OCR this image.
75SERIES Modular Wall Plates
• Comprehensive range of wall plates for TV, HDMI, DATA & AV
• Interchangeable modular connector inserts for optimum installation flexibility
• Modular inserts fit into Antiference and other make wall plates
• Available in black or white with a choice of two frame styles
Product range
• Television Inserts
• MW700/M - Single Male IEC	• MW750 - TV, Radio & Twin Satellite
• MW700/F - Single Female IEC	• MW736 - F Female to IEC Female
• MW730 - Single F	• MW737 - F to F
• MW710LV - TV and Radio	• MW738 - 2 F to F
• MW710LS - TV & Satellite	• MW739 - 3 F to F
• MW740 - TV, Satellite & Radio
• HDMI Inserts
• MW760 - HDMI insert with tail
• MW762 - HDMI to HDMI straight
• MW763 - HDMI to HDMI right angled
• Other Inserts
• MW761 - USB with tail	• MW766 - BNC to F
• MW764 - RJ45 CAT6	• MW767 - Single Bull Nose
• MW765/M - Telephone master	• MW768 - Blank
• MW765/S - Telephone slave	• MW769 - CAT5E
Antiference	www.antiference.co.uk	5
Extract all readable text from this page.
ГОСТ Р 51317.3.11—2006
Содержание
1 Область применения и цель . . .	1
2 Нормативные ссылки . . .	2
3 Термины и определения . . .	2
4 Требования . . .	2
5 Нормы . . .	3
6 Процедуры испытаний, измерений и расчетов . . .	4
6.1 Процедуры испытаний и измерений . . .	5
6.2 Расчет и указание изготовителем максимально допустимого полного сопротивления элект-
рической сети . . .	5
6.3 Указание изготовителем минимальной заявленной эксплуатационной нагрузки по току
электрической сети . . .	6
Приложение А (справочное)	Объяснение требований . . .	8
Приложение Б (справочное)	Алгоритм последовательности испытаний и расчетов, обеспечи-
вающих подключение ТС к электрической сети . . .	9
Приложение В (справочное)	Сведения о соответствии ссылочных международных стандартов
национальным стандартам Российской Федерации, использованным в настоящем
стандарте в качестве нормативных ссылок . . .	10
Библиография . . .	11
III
------------
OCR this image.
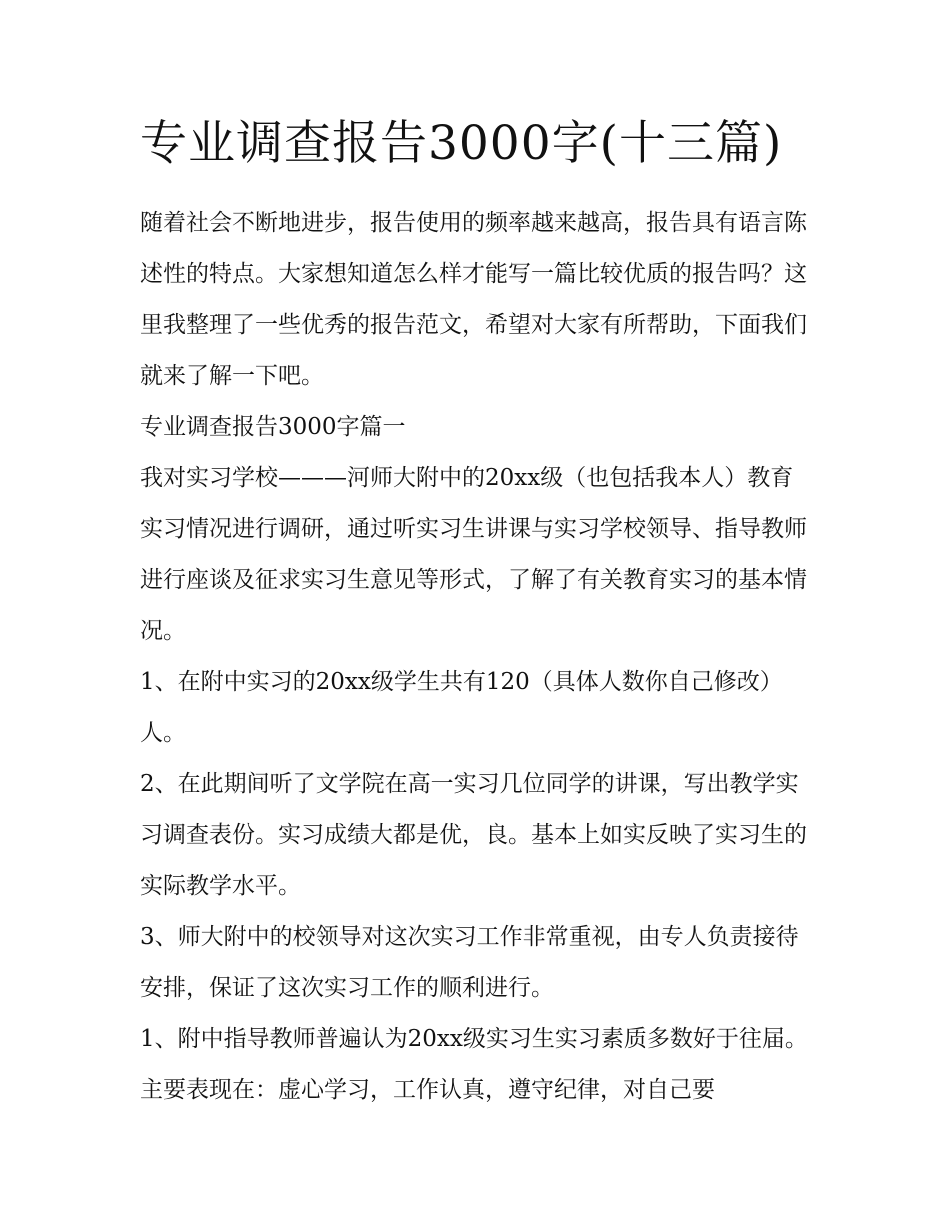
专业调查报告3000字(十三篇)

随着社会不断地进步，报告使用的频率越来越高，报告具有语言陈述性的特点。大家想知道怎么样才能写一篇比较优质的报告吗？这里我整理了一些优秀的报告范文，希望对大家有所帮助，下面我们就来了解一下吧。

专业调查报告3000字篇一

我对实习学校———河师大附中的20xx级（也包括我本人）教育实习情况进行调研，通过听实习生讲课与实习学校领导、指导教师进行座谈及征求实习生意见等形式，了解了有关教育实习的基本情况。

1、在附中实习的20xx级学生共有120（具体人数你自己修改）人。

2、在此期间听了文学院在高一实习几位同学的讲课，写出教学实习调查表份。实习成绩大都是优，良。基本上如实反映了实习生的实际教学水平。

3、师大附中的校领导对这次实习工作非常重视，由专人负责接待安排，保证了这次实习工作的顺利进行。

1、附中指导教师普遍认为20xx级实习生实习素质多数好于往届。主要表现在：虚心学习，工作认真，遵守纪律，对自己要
------------
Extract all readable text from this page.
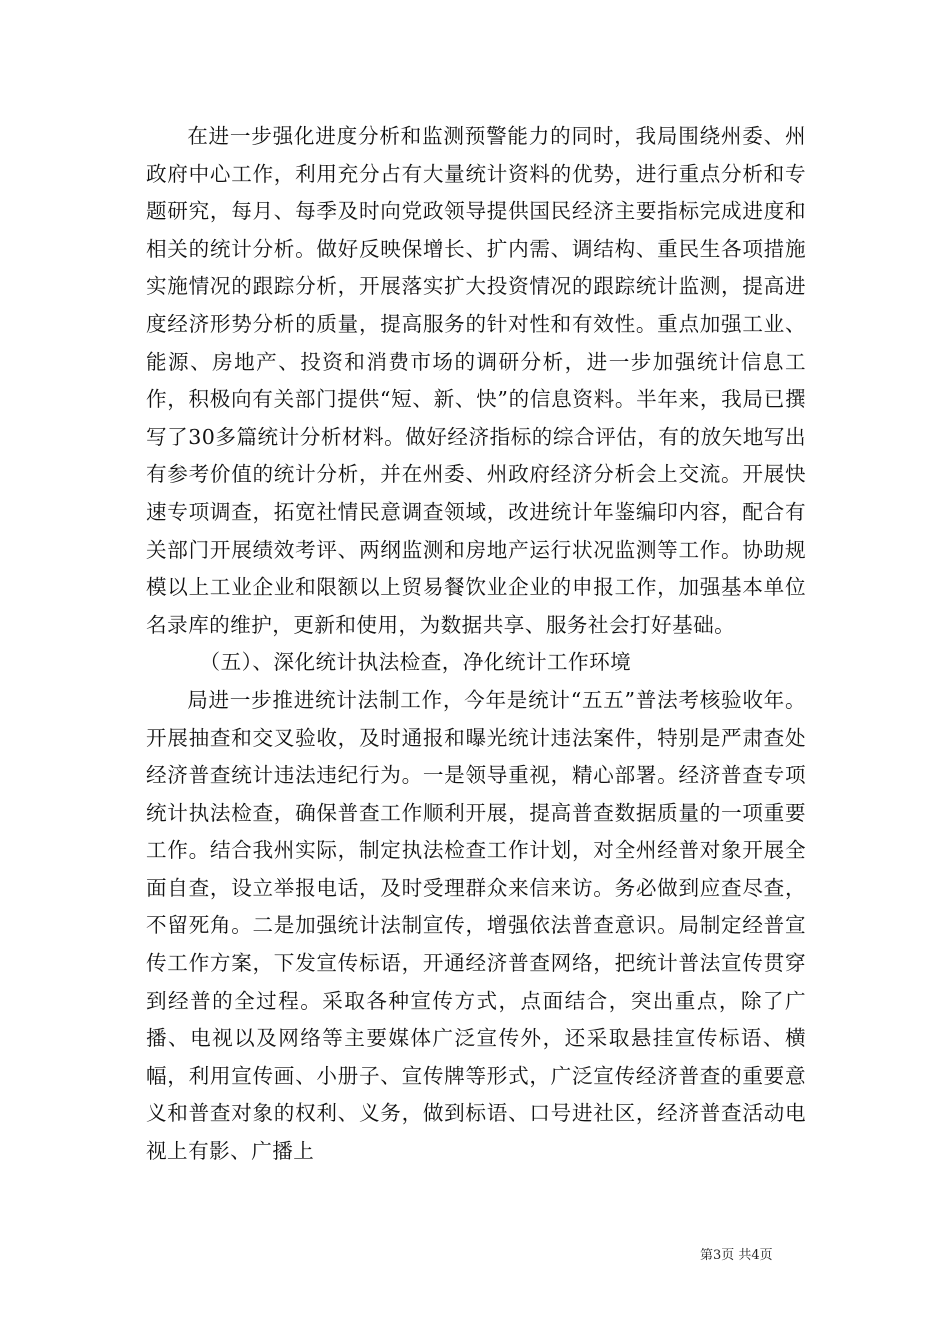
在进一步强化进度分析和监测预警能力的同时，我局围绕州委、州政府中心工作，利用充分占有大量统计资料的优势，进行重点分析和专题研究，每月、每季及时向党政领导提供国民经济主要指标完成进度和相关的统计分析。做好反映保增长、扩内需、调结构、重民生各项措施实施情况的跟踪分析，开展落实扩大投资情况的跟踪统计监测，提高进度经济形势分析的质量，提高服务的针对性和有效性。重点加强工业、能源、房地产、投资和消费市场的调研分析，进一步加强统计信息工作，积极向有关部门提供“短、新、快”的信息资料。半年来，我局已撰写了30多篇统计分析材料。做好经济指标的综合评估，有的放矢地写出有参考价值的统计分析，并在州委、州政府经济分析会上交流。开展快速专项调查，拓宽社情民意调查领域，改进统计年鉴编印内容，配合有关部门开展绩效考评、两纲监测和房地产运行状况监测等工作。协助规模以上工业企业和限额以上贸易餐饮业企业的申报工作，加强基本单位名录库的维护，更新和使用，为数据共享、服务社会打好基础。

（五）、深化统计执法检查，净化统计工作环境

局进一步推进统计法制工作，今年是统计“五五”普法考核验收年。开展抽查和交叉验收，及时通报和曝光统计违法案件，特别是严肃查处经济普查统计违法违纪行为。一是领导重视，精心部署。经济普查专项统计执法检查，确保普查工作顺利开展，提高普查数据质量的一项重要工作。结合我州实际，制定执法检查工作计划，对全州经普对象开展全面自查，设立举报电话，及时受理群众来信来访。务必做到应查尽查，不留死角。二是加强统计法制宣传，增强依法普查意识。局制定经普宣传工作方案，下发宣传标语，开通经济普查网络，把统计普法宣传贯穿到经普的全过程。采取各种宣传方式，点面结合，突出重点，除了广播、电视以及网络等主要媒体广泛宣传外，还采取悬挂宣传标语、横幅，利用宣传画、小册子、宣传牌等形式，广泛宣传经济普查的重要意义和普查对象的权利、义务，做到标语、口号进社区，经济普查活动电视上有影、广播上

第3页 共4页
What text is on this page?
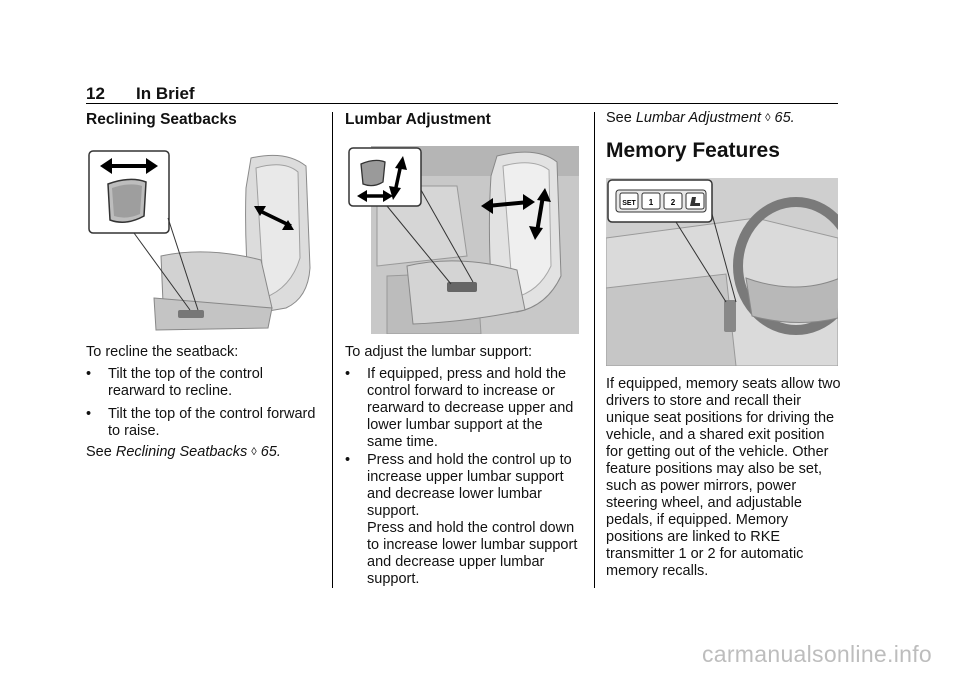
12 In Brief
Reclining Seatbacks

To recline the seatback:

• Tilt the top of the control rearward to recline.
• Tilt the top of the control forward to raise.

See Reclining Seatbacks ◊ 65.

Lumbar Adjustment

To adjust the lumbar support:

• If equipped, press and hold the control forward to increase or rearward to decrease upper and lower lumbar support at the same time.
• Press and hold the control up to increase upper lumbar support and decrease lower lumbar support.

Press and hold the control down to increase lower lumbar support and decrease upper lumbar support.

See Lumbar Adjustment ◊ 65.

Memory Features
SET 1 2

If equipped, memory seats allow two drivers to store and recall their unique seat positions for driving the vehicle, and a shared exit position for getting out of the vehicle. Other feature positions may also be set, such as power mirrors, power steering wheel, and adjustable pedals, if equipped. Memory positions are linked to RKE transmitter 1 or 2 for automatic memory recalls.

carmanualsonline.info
------------
- WHAT TO DO
Check each line above for the word "измерений", and copy the lines where it appears.

- RESPONSE
6 Процедуры испытаний, измерений и расчетов . . .	4
6.1 Процедуры испытаний и измерений . . .	5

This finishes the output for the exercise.